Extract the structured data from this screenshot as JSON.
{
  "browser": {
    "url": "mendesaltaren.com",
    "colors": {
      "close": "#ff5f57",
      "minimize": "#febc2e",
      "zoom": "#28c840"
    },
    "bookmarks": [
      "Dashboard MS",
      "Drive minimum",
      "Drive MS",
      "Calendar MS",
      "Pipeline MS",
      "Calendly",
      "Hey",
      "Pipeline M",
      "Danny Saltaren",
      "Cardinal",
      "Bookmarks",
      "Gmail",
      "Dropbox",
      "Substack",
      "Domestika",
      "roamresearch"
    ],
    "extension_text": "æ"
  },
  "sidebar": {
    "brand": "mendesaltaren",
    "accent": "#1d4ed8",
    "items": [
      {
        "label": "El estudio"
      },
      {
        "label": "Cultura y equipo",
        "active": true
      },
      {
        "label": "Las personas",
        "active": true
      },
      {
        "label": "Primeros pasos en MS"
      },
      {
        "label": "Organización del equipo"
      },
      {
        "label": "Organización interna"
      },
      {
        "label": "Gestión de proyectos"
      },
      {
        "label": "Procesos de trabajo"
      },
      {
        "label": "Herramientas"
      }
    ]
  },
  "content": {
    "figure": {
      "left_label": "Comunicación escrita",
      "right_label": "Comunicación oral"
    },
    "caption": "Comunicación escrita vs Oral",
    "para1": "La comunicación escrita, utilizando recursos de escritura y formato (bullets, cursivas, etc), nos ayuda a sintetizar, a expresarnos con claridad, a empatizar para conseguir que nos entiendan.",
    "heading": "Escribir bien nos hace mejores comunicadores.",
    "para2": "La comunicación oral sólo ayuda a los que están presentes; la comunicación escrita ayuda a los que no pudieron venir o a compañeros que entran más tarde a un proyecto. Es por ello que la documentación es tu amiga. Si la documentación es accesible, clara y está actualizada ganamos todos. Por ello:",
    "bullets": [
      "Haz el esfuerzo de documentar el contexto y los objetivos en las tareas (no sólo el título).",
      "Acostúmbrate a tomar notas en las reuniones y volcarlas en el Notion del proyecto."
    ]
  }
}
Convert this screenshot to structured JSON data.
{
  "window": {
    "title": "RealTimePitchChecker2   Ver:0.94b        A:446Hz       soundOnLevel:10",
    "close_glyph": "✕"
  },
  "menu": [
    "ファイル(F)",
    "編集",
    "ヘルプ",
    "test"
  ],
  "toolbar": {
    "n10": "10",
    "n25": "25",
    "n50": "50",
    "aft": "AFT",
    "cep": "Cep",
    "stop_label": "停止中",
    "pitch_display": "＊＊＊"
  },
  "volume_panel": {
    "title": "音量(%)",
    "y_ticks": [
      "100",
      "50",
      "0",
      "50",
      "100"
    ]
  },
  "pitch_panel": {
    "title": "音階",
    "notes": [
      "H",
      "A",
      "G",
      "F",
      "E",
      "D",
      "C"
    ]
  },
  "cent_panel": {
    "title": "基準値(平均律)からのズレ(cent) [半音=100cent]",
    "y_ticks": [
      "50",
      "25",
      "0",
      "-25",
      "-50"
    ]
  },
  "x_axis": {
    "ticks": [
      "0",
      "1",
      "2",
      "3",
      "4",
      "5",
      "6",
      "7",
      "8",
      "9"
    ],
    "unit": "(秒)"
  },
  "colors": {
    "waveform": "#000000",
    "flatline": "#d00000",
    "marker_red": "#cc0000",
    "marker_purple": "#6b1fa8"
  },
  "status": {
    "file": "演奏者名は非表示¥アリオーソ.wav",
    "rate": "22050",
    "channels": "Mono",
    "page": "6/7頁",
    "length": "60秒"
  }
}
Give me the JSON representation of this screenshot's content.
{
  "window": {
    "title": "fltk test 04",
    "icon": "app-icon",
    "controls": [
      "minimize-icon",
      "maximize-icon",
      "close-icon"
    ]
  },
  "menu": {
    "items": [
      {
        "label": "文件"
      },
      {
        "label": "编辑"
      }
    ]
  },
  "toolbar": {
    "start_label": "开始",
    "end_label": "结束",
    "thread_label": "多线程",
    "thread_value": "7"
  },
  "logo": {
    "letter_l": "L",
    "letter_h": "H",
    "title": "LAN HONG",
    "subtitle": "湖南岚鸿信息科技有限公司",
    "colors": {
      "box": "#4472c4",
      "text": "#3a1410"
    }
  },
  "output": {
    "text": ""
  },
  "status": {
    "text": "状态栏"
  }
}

======

Filter out every line that lacks the word "equipo", and copy the rest.

__THE RESPONSE__:
        "label": "Cultura y equipo",
        "label": "Organización del equipo"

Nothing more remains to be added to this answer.